▶ [Written instruction]:
List each line of the data that holds the string "Step".

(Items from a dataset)
☆ ☆ ☆ ☆

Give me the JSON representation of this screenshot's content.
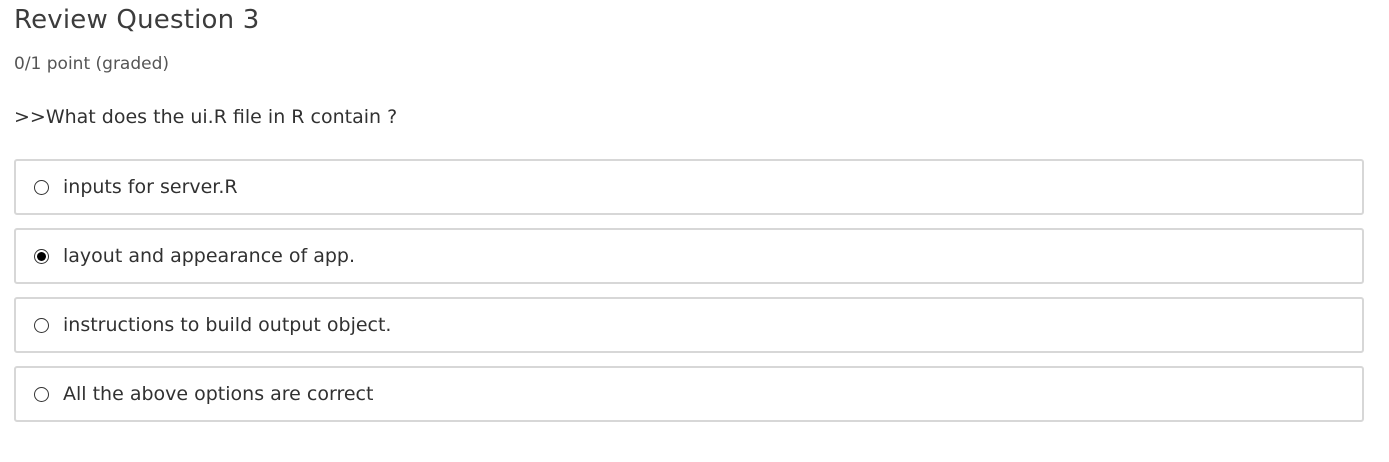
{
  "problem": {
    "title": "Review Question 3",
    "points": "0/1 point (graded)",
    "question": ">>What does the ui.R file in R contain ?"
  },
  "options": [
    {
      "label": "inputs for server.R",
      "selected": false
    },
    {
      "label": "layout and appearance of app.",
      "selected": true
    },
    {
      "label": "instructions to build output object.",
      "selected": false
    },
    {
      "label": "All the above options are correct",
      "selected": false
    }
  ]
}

☆ ☆ ☆ ☆

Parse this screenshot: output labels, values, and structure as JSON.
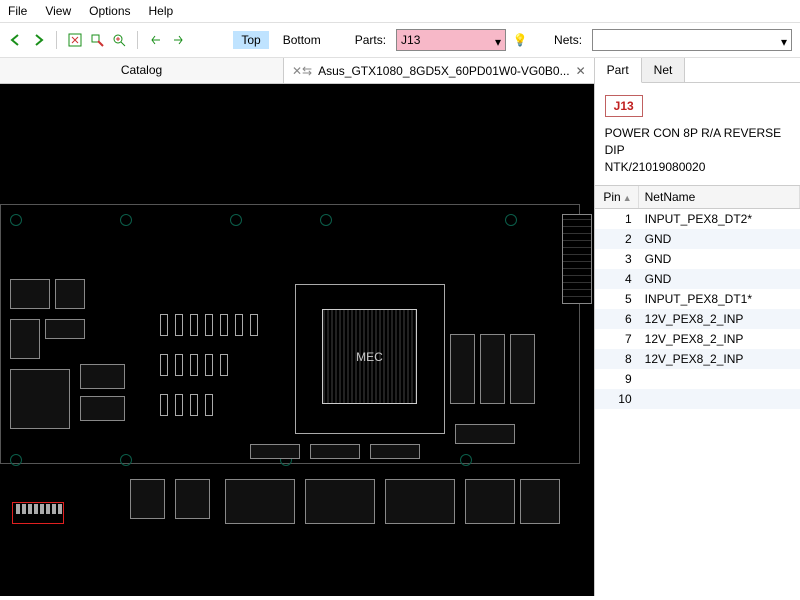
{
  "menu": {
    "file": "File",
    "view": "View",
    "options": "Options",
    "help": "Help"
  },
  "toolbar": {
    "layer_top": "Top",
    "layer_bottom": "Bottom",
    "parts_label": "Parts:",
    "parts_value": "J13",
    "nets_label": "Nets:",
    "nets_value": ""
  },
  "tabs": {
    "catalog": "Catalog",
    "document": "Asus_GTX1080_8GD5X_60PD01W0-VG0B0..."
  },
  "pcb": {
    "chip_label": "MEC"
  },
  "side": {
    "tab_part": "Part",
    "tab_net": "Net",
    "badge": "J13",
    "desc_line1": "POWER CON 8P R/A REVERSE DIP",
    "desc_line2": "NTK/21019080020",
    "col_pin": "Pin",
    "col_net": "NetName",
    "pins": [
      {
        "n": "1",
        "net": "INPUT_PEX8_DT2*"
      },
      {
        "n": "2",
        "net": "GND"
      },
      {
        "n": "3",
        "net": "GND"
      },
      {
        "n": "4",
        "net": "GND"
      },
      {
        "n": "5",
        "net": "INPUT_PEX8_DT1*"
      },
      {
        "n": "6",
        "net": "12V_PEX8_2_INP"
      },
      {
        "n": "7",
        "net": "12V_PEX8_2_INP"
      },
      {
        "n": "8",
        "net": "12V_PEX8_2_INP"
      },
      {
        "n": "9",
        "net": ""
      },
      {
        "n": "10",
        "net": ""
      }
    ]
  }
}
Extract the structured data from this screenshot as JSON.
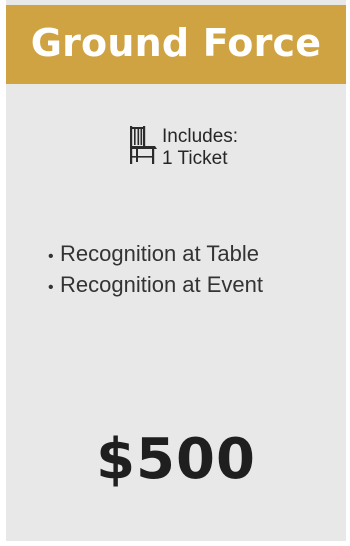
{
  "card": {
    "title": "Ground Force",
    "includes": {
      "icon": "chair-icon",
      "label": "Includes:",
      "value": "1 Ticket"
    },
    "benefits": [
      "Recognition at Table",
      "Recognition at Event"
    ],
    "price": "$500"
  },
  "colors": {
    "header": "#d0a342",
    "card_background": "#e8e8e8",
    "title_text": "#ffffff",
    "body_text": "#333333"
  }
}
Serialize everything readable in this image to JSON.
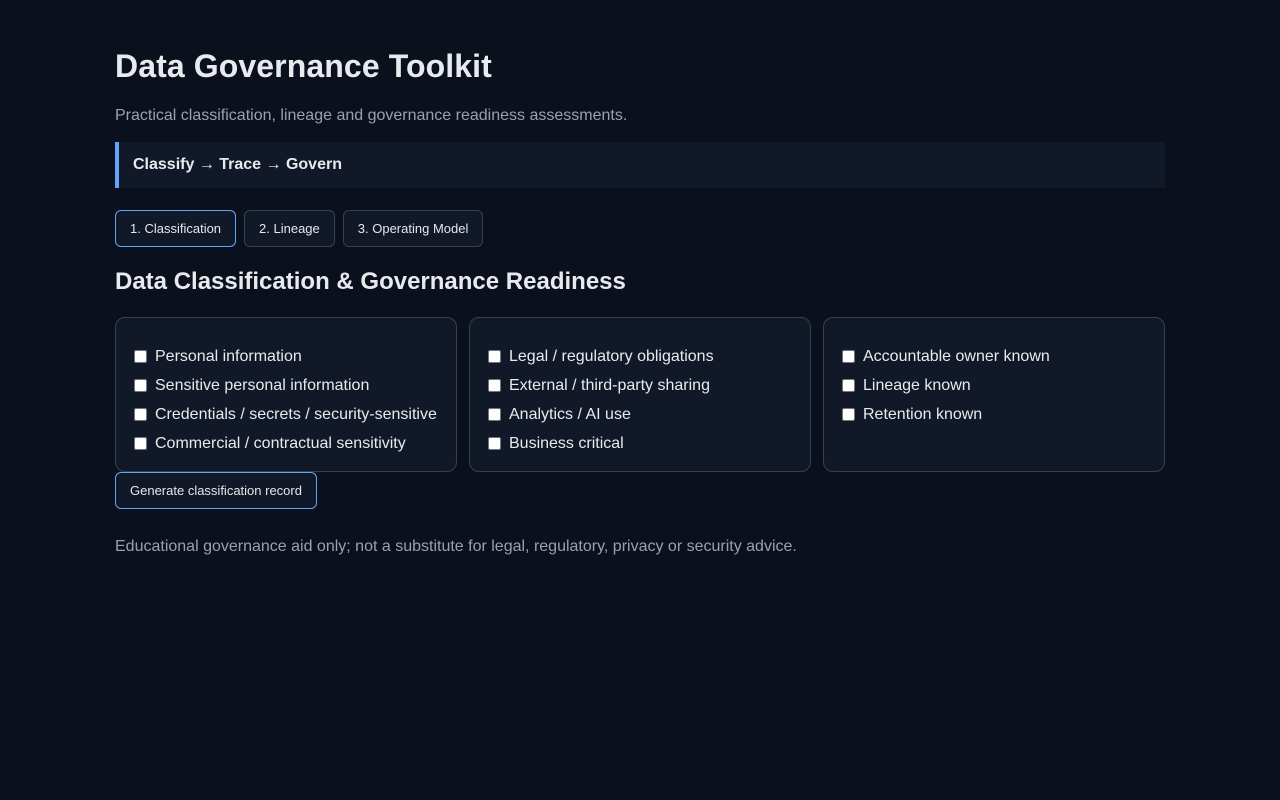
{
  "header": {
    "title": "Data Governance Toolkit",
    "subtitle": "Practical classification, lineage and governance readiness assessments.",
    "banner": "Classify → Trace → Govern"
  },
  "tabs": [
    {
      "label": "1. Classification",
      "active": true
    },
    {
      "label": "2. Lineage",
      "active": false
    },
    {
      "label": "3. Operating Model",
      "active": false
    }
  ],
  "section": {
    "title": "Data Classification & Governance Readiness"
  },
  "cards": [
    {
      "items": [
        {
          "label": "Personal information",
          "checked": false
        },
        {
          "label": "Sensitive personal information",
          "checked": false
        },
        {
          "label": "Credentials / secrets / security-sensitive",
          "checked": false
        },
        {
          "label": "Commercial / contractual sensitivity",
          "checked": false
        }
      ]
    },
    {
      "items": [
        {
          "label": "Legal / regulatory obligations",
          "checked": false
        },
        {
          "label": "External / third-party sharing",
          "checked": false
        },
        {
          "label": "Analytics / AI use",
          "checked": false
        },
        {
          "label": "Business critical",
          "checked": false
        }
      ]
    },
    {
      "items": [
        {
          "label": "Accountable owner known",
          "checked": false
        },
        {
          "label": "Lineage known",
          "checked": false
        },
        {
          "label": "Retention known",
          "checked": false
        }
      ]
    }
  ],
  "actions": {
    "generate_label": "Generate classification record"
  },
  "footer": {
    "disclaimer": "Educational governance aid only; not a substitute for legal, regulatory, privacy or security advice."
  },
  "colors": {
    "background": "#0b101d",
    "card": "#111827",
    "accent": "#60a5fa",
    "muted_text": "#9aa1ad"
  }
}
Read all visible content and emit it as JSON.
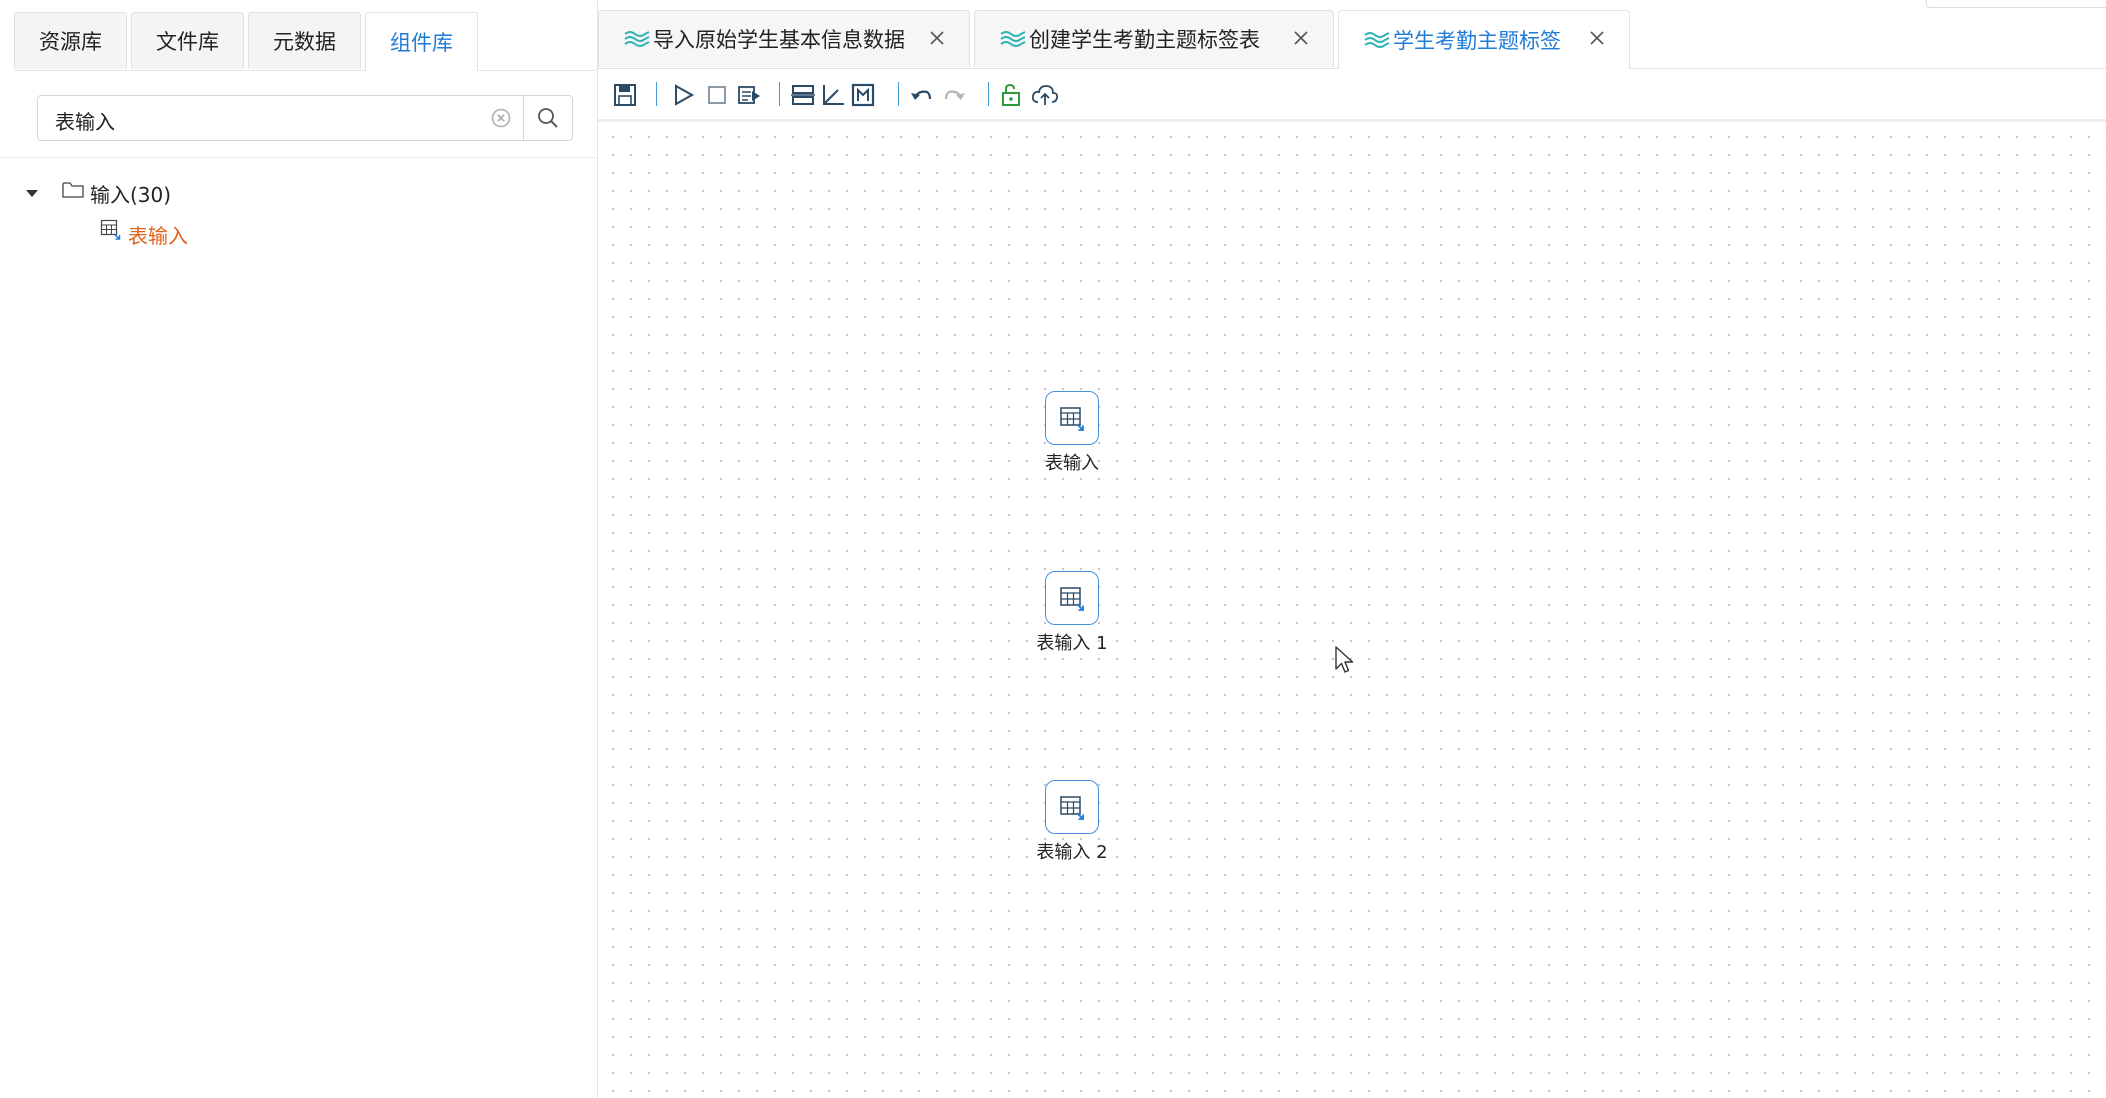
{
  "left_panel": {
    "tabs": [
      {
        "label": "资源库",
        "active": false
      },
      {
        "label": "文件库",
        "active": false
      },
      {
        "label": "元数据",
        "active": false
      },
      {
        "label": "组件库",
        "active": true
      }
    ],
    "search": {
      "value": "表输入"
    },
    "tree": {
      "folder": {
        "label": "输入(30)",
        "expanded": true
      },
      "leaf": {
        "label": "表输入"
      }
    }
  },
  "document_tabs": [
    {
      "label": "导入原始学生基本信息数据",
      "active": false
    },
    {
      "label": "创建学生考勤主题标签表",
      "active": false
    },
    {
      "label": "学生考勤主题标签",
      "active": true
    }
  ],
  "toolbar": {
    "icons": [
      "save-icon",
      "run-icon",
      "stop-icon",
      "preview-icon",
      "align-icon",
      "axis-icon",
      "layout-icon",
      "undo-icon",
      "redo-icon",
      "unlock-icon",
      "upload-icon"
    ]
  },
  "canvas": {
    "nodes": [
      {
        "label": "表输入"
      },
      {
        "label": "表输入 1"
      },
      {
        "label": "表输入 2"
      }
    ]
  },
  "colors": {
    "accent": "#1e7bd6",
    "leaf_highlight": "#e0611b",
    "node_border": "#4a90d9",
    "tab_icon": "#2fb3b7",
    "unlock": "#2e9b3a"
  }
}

☆ ☆ ☆ ☆

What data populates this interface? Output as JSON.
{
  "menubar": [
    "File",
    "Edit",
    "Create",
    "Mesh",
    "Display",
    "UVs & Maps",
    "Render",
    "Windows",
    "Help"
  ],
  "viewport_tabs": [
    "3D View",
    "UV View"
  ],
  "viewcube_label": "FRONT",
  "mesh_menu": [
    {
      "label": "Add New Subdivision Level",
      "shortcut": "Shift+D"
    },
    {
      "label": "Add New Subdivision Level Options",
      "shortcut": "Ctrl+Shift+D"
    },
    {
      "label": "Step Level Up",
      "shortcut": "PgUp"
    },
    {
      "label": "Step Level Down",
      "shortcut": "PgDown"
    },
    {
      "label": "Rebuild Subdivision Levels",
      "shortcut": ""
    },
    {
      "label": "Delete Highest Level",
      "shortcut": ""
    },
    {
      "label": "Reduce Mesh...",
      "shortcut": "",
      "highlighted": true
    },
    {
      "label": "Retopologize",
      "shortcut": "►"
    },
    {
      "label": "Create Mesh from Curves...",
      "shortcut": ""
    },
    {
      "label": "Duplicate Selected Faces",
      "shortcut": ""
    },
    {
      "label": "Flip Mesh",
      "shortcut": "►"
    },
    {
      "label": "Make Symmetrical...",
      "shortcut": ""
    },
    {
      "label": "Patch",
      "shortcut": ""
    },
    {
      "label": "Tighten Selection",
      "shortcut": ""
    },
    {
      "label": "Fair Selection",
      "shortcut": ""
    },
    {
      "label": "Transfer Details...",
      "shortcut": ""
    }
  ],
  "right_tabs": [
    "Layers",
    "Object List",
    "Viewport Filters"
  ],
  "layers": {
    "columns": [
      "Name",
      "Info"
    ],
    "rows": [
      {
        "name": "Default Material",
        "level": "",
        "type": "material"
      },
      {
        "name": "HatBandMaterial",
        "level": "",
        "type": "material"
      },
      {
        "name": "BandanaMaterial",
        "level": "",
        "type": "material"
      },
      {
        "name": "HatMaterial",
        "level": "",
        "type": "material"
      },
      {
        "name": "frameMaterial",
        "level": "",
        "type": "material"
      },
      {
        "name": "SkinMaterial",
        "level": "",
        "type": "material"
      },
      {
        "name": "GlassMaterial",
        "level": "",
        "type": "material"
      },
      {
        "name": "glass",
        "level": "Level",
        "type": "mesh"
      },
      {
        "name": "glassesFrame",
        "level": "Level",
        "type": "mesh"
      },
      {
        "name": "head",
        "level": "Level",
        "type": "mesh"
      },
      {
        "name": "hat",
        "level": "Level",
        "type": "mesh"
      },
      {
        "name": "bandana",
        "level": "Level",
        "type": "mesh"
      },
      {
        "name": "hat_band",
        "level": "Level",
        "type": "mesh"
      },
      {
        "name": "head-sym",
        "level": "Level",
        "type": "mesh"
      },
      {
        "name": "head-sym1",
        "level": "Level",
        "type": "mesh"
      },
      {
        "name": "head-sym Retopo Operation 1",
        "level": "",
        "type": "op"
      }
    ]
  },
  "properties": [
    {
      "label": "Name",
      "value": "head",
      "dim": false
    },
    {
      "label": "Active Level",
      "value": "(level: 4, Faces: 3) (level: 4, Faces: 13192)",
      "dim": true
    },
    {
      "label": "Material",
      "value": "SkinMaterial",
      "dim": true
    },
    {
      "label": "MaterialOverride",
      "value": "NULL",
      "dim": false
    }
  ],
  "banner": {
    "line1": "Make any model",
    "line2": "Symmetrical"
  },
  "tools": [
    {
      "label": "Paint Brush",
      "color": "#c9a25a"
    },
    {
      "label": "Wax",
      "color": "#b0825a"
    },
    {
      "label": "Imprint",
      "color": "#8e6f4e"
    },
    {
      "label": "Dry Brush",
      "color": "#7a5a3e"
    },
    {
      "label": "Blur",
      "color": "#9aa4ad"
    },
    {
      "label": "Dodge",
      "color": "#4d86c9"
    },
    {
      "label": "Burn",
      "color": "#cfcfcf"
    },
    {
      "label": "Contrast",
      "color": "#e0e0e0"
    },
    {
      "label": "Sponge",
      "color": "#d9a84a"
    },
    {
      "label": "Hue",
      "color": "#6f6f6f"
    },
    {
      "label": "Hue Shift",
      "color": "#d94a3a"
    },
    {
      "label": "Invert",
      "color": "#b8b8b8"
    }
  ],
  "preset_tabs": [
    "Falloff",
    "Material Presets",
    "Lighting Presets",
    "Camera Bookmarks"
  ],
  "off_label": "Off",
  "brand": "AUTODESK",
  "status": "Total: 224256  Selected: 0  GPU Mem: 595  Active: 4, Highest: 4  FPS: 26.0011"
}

☆ ☆ ☆ ☆

▶ [Solution to this problem]:
      "label": "Step Level Up",
      "label": "Step Level Down",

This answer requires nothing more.